(Data records)

========

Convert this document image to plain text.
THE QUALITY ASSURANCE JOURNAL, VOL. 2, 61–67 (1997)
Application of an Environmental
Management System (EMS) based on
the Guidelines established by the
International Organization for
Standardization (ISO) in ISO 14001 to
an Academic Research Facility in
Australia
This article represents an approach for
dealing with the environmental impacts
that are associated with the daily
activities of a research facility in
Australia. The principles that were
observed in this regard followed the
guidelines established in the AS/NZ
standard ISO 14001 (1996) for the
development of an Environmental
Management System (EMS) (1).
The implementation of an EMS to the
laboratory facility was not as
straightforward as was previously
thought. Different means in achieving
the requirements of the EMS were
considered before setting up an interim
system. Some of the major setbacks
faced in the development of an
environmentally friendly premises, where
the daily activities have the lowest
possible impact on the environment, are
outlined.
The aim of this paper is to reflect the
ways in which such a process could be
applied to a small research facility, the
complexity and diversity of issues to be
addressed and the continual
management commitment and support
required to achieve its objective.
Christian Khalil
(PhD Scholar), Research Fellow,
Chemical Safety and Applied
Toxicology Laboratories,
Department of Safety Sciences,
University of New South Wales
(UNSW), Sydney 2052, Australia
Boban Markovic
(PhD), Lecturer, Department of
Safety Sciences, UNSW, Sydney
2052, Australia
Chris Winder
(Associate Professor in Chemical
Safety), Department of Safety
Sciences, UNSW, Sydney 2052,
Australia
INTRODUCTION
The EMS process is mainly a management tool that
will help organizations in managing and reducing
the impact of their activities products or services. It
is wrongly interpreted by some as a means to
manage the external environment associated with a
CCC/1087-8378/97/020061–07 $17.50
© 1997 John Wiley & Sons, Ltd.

========

#### Task instructions
From the data above, copy each line that has the string "associated".

#### Task answer
that are associated with the daily
manage the external environment associated with a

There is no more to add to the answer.